Exercise aim ▸ Copy each line below in which the string "document" occurs.

Raw records ▸
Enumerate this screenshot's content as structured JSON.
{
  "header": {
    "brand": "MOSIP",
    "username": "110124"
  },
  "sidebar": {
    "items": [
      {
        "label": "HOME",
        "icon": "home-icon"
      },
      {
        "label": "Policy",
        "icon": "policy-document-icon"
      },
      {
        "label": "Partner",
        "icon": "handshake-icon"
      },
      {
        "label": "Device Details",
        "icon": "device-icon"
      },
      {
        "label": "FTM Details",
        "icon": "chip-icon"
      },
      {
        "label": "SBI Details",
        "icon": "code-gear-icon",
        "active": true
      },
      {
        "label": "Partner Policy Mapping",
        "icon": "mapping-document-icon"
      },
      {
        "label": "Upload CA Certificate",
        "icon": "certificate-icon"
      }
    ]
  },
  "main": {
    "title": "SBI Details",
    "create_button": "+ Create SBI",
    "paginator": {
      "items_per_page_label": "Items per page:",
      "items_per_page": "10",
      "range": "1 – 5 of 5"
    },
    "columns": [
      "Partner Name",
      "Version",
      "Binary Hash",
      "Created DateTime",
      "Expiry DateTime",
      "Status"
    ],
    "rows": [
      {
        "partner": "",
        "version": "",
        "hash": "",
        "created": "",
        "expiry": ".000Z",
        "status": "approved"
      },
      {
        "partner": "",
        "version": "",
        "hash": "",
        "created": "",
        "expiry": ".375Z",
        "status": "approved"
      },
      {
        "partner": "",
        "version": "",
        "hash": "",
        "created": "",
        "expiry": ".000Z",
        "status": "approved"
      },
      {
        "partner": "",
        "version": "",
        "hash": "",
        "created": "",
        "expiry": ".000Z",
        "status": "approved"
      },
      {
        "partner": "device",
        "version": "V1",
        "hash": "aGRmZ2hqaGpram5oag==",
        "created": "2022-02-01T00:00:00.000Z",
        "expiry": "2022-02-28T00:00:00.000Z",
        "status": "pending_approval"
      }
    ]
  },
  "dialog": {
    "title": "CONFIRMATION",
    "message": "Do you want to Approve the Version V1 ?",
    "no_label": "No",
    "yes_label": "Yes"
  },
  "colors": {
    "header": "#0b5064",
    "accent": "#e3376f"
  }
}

* * *

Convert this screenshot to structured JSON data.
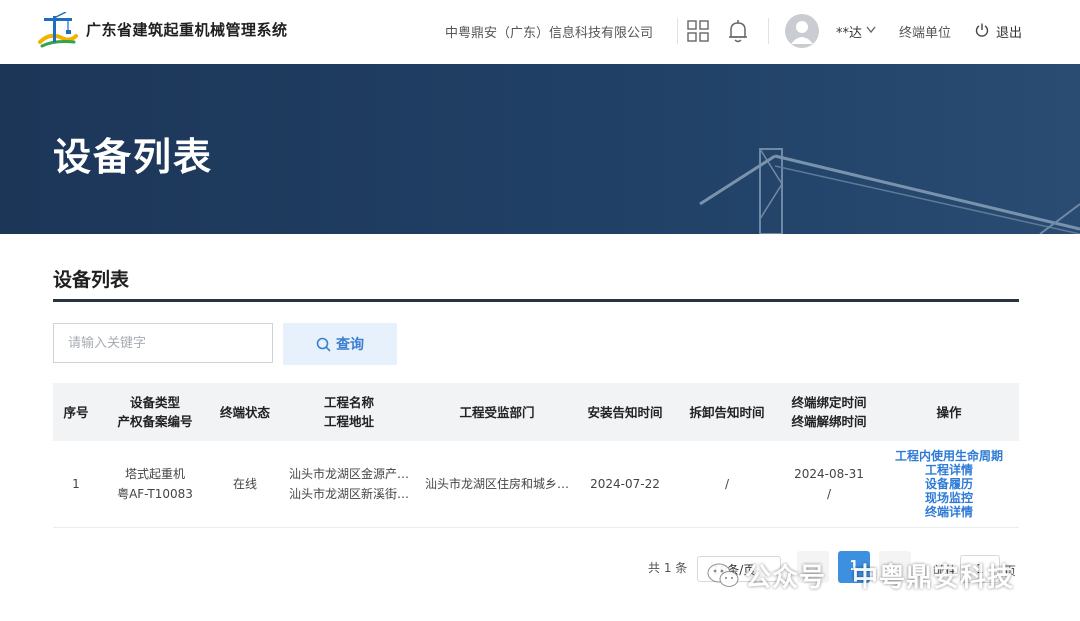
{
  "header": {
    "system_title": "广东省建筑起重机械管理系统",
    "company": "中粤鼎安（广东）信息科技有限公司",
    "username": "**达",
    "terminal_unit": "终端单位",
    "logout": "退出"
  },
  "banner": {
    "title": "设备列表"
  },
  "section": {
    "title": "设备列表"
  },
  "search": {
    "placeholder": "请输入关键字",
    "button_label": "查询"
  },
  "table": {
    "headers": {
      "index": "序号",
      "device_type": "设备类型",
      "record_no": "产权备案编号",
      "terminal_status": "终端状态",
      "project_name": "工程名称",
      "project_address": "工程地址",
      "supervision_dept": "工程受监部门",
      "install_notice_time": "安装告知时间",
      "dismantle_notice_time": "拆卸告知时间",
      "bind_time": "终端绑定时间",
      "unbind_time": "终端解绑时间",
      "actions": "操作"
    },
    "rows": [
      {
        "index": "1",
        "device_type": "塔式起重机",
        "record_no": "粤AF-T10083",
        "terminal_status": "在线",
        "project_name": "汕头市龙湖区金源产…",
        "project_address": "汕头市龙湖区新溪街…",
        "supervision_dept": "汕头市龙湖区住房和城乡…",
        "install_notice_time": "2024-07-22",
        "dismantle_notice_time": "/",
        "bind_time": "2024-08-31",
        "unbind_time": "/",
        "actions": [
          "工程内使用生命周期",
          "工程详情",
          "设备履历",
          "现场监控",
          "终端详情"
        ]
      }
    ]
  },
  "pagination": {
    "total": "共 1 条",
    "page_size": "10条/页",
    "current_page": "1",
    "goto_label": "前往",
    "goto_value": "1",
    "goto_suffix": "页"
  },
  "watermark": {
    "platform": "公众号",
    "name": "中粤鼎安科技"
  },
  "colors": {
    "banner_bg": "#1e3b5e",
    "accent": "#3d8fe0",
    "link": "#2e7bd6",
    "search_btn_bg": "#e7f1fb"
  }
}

...

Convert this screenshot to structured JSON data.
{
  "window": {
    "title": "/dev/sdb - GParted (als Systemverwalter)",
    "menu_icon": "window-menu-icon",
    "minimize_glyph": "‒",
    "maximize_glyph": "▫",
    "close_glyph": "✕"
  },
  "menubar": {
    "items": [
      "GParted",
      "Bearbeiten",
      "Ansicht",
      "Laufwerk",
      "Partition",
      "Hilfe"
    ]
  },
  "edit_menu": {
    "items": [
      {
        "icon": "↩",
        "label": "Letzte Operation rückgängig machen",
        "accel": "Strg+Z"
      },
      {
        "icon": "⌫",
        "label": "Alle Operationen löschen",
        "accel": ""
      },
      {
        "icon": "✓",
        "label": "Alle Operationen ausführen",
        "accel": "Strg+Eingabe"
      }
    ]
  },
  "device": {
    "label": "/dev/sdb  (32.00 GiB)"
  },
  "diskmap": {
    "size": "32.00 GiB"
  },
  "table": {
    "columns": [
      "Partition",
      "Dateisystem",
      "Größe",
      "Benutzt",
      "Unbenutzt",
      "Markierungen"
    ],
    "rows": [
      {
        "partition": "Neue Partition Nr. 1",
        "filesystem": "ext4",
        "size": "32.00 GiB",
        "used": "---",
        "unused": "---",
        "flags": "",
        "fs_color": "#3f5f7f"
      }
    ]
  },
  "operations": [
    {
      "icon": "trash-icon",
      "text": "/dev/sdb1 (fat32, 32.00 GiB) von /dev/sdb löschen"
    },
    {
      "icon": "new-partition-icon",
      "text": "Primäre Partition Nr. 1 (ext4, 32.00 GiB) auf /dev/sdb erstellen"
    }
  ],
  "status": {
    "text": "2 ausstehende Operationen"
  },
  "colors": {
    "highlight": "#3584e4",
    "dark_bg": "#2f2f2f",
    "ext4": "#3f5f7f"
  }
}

Response to the exercise ▸
        "icon": "policy-document-icon"
        "icon": "mapping-document-icon"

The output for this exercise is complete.